**WORK TO COMPLETE:**
Every line that contains the word "marker" should be copied out.

— start STORED ROWS —

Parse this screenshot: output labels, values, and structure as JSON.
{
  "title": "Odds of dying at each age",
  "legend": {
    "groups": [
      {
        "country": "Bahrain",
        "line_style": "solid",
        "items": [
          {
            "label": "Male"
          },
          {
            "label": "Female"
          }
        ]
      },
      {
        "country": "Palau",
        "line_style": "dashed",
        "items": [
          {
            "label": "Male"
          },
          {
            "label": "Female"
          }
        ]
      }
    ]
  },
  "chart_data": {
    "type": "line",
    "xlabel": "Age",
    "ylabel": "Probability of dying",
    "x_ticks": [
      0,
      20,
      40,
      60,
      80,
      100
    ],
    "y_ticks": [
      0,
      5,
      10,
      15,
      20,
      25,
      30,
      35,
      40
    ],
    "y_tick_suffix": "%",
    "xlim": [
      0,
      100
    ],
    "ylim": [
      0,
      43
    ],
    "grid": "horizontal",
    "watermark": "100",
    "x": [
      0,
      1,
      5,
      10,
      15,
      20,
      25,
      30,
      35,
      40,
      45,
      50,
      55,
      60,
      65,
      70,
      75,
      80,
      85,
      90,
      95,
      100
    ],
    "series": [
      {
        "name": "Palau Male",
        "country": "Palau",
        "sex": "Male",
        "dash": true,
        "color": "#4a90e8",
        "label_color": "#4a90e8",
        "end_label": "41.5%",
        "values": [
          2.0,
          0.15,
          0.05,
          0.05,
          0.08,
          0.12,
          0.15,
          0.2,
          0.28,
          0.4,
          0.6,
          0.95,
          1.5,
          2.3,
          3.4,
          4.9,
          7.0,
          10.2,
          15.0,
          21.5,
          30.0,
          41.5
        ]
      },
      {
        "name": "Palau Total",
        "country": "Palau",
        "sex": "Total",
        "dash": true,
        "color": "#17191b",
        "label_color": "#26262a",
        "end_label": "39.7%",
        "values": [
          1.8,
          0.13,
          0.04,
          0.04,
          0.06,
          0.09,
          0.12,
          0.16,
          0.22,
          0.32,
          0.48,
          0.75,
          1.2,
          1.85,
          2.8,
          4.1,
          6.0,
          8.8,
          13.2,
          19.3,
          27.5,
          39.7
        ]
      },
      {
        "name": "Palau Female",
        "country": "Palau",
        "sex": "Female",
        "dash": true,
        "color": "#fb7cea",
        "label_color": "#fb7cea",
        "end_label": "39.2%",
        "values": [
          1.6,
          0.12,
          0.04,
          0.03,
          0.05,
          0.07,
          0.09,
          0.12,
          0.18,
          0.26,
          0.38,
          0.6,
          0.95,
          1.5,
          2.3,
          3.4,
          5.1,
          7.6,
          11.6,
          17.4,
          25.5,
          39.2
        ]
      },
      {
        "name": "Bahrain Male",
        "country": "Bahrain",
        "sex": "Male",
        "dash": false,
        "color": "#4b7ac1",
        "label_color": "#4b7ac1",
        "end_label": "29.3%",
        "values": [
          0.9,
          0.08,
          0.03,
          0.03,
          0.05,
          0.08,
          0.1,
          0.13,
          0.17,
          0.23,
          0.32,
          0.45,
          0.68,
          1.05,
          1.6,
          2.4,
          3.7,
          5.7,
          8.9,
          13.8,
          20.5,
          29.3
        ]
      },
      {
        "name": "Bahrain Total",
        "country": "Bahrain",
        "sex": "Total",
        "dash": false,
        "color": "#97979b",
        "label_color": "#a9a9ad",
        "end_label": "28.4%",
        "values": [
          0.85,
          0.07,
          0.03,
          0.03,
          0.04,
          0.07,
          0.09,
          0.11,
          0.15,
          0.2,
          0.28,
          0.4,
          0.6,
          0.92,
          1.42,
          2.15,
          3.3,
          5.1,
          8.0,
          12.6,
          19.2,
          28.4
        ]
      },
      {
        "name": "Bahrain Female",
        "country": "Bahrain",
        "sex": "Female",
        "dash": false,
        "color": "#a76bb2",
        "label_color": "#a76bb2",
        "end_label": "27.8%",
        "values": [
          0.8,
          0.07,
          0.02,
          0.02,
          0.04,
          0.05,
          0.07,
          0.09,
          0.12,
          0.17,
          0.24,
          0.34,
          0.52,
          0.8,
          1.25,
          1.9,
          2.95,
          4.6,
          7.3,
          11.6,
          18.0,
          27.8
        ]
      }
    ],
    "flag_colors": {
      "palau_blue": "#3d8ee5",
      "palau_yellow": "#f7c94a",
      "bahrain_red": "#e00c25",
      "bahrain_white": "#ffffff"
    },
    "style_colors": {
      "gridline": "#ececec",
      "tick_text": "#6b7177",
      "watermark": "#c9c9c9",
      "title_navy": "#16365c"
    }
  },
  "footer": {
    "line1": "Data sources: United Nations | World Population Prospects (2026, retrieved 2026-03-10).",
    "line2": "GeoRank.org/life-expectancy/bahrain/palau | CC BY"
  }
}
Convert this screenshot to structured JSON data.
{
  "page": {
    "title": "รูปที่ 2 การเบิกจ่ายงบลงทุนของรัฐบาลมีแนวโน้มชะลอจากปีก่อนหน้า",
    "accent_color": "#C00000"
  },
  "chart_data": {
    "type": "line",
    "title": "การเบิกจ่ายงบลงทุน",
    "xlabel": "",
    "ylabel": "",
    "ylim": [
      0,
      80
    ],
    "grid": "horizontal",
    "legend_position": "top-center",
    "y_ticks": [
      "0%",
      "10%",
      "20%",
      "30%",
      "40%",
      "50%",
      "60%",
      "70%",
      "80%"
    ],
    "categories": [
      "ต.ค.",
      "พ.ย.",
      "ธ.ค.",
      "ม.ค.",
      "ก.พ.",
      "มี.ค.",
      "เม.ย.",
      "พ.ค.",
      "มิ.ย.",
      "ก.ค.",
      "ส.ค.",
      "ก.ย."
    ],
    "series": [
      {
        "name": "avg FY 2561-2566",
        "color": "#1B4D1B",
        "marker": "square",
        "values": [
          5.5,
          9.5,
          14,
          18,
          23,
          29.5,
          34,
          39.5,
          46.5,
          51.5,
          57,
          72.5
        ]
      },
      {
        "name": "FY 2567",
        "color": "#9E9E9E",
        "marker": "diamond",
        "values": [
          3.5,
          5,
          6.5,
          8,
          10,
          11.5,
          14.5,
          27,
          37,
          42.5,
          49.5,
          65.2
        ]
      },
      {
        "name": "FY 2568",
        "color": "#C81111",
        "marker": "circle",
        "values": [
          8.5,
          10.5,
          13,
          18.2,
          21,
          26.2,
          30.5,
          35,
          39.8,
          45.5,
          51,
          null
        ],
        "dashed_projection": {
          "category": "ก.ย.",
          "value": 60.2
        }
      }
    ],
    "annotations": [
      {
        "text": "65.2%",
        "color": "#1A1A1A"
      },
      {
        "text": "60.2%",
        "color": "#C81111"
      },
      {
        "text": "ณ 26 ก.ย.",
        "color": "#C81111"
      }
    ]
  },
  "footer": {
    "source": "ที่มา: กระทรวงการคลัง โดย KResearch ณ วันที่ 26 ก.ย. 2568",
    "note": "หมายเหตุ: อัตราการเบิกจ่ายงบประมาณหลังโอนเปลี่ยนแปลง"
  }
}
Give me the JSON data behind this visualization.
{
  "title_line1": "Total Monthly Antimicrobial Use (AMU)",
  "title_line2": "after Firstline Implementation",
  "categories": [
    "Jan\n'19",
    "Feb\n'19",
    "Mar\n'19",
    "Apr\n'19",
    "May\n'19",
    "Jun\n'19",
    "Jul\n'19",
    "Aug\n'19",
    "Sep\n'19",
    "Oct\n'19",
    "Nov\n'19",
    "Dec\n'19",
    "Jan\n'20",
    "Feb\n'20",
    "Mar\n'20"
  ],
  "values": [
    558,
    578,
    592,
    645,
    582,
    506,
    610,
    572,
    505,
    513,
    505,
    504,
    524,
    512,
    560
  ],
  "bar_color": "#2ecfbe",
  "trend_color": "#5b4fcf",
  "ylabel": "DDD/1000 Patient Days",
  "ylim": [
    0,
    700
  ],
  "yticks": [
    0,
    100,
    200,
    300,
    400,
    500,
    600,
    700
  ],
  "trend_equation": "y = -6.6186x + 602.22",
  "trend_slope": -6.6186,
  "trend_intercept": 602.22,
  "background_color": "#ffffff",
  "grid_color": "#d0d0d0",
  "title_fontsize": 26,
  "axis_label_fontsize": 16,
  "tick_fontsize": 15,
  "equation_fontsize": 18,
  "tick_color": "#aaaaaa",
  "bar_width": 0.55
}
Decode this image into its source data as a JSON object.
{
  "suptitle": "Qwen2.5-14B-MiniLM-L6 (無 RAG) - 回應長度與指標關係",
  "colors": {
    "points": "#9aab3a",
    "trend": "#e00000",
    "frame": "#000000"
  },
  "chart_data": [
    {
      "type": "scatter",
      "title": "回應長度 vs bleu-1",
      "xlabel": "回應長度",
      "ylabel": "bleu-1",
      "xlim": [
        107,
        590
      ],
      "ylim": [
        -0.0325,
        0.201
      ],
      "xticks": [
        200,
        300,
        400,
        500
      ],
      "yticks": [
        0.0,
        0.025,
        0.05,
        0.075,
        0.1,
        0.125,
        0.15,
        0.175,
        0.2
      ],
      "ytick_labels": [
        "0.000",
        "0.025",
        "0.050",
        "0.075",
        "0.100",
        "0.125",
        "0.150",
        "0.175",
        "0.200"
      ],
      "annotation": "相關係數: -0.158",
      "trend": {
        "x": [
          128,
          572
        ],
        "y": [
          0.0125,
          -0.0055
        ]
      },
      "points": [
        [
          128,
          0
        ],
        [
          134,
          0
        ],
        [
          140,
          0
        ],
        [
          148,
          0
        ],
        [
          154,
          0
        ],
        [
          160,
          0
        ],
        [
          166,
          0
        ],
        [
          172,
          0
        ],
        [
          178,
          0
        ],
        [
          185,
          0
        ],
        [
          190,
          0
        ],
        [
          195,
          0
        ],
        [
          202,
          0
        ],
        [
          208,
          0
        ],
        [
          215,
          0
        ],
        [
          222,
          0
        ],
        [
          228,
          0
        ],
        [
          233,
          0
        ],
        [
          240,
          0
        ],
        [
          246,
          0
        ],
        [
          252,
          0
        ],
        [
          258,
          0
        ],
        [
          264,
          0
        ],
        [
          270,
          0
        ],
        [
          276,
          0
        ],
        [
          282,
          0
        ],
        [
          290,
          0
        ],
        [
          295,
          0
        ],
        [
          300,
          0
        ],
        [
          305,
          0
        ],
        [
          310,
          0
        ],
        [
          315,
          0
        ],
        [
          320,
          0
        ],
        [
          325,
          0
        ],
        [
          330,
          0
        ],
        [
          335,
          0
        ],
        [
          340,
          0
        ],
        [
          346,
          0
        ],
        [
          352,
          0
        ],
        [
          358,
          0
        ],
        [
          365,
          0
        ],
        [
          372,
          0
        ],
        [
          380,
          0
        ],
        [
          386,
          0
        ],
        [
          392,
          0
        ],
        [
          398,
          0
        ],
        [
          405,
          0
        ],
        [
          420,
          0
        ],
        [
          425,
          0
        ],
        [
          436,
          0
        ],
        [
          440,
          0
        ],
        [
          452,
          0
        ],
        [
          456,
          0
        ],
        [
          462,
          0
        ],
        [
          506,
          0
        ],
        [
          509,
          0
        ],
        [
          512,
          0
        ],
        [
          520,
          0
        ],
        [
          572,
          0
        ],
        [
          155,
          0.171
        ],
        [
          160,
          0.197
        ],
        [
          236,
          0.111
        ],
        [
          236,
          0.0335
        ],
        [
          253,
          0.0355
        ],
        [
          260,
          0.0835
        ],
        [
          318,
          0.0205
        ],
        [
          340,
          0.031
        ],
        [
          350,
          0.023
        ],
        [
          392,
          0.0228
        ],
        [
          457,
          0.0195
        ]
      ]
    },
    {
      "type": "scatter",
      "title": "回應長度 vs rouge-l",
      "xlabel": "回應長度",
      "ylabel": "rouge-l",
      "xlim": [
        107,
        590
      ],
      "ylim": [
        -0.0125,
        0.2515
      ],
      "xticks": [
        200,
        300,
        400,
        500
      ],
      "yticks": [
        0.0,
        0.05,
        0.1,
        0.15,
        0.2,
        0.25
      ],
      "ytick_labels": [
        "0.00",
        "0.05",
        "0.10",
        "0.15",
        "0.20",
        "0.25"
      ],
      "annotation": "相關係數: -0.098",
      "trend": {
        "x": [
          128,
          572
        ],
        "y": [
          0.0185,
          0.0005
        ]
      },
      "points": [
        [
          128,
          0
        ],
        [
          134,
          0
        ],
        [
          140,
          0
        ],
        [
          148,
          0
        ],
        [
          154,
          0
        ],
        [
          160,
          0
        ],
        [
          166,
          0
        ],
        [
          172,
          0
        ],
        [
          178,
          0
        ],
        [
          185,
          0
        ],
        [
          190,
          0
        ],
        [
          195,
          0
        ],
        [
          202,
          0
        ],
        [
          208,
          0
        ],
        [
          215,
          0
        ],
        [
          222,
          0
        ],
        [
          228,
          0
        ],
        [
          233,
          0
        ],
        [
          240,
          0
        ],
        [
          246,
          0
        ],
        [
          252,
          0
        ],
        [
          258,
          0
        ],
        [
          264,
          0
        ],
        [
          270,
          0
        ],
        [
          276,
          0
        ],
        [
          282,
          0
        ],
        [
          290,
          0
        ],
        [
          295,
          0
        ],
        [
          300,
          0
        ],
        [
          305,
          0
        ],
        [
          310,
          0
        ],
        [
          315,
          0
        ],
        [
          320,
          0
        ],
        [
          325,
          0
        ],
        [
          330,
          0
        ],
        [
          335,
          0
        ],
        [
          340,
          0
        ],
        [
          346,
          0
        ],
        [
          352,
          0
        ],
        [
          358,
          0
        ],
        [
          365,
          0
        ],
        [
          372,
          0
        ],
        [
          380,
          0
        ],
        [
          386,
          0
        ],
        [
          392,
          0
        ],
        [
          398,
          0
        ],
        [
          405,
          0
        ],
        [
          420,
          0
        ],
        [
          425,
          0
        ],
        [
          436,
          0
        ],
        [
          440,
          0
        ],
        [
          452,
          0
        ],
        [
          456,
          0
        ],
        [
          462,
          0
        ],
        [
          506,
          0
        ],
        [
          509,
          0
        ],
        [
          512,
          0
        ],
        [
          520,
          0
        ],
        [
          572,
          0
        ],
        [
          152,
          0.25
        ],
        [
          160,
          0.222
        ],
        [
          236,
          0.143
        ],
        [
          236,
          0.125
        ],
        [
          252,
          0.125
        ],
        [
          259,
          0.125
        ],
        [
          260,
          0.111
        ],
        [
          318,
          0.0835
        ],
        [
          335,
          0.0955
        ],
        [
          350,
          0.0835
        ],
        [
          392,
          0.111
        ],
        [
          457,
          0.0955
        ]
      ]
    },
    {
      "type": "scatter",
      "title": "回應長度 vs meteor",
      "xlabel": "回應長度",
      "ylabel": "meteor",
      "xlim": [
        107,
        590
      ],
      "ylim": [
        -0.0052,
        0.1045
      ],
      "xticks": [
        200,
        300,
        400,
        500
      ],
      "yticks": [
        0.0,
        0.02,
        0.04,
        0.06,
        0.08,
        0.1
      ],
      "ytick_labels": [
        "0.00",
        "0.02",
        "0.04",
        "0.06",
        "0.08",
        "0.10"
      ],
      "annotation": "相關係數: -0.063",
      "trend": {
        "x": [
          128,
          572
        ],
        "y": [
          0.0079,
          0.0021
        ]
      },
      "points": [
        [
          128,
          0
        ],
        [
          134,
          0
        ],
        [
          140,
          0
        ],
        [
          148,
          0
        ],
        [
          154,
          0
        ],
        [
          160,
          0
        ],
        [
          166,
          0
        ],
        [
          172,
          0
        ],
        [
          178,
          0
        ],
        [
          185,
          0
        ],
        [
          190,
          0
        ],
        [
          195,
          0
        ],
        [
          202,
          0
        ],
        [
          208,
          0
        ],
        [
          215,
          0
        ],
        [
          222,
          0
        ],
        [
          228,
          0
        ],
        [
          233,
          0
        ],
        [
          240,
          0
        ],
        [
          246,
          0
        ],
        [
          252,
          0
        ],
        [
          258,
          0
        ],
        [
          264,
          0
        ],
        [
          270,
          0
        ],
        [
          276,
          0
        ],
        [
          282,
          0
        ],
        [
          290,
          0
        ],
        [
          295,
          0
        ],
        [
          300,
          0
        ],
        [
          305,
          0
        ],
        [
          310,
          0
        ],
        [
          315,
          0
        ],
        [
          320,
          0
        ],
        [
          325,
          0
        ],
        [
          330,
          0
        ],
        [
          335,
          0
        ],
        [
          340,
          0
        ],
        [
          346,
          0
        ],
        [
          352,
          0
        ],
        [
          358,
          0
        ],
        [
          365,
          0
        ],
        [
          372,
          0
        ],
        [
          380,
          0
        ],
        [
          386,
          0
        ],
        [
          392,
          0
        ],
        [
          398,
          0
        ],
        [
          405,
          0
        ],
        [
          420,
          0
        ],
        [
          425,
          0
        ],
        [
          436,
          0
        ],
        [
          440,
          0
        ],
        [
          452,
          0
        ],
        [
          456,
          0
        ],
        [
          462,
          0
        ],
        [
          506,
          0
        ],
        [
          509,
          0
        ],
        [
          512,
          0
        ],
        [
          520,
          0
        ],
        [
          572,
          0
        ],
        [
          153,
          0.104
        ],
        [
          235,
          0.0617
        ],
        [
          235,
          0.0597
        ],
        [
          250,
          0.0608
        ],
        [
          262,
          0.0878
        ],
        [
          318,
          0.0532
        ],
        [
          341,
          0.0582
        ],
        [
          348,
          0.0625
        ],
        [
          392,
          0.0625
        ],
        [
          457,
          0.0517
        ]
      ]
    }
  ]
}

— end STORED ROWS —

**THE ANSWER:**
        "marker": "square",
        "marker": "diamond",
        "marker": "circle",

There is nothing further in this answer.